- [Task description]: Scan the records for the line containing "Enumerate this screenshot's"; extract it and all later lines, verbatim, through the end, and nothing before it.

[Chart and figure data]
--- begin ---
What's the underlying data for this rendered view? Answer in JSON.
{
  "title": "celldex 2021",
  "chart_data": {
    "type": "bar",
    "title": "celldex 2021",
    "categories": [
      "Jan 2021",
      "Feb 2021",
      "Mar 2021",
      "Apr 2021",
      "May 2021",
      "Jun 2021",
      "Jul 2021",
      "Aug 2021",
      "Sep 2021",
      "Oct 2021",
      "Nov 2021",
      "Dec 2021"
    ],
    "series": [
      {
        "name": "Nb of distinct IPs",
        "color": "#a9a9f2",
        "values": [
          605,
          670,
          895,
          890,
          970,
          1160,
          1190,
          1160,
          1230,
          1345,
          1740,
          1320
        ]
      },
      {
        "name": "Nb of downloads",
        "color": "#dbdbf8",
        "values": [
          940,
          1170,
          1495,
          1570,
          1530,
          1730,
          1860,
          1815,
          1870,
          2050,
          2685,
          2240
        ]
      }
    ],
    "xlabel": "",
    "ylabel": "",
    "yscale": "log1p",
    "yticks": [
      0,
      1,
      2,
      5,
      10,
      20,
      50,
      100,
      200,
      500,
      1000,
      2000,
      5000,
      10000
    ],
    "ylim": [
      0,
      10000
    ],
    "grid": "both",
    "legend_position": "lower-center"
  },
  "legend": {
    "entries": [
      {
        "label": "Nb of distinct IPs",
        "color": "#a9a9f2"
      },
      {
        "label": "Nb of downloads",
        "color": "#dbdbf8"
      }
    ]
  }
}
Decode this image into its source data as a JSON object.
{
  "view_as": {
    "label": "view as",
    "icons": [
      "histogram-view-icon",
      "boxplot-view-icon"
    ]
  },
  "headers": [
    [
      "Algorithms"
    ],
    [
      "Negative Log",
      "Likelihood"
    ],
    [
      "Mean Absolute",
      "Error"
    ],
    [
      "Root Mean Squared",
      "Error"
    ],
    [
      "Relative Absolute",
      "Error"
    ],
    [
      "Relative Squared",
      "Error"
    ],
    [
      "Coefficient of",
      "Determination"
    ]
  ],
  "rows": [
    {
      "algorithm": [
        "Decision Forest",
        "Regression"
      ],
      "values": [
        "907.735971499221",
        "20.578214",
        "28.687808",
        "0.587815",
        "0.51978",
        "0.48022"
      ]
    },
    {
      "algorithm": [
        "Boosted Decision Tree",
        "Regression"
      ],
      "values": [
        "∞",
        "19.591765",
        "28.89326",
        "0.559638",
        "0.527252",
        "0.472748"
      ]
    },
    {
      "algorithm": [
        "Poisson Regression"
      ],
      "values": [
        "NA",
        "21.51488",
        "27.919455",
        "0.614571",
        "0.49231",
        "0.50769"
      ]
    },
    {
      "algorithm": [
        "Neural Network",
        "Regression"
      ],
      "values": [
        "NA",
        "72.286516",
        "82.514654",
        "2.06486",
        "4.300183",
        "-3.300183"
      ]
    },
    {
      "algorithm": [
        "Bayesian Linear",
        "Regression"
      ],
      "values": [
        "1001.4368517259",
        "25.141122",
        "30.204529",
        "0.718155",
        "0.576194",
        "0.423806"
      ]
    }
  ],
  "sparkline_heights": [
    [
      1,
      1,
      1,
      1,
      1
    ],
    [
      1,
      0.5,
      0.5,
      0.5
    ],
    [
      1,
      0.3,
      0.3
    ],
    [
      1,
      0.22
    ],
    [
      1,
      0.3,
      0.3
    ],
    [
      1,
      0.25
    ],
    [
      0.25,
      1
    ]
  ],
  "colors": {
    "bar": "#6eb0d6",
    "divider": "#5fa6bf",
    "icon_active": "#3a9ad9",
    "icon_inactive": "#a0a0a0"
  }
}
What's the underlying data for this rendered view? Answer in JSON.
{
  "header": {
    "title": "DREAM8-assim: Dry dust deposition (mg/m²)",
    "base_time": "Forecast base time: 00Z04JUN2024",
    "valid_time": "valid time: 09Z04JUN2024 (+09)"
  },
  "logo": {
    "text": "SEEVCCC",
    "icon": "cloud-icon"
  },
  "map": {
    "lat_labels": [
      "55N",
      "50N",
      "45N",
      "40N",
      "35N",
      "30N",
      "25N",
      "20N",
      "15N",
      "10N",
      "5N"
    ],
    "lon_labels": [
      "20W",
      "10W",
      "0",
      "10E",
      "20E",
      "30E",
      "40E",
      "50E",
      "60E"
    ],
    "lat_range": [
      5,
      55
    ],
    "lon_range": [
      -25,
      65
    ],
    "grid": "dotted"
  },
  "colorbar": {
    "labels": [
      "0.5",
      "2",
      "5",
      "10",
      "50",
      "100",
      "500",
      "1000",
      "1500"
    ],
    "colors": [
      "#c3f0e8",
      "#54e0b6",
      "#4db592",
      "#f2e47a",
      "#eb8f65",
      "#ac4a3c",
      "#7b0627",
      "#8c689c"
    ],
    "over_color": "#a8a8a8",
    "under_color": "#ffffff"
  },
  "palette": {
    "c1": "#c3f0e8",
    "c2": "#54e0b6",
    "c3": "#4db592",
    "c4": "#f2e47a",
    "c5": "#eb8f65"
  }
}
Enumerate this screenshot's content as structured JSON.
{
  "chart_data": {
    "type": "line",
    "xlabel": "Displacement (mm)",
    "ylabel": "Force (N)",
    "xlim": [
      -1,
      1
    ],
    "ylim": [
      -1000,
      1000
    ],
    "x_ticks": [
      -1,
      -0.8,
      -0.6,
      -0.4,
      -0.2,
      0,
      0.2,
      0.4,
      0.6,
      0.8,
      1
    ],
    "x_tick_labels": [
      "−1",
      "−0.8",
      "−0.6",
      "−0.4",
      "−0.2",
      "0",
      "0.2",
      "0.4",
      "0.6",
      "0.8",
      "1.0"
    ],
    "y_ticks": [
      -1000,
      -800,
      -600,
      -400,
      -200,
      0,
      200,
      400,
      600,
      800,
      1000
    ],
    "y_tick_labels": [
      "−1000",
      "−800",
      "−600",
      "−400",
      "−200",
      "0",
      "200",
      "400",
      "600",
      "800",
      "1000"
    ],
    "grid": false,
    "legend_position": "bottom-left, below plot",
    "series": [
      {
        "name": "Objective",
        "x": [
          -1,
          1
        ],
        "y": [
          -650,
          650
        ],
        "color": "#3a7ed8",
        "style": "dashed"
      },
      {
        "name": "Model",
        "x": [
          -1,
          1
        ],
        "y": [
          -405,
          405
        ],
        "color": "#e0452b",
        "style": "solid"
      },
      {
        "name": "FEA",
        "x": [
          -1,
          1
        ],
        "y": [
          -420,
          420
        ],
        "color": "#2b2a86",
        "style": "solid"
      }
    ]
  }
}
--- end ---
- [Task solution]:
Enumerate this screenshot's content as structured JSON.
{
  "chart_data": {
    "type": "line",
    "xlabel": "Displacement (mm)",
    "ylabel": "Force (N)",
    "xlim": [
      -1,
      1
    ],
    "ylim": [
      -1000,
      1000
    ],
    "x_ticks": [
      -1,
      -0.8,
      -0.6,
      -0.4,
      -0.2,
      0,
      0.2,
      0.4,
      0.6,
      0.8,
      1
    ],
    "x_tick_labels": [
      "−1",
      "−0.8",
      "−0.6",
      "−0.4",
      "−0.2",
      "0",
      "0.2",
      "0.4",
      "0.6",
      "0.8",
      "1.0"
    ],
    "y_ticks": [
      -1000,
      -800,
      -600,
      -400,
      -200,
      0,
      200,
      400,
      600,
      800,
      1000
    ],
    "y_tick_labels": [
      "−1000",
      "−800",
      "−600",
      "−400",
      "−200",
      "0",
      "200",
      "400",
      "600",
      "800",
      "1000"
    ],
    "grid": false,
    "legend_position": "bottom-left, below plot",
    "series": [
      {
        "name": "Objective",
        "x": [
          -1,
          1
        ],
        "y": [
          -650,
          650
        ],
        "color": "#3a7ed8",
        "style": "dashed"
      },
      {
        "name": "Model",
        "x": [
          -1,
          1
        ],
        "y": [
          -405,
          405
        ],
        "color": "#e0452b",
        "style": "solid"
      },
      {
        "name": "FEA",
        "x": [
          -1,
          1
        ],
        "y": [
          -420,
          420
        ],
        "color": "#2b2a86",
        "style": "solid"
      }
    ]
  }
}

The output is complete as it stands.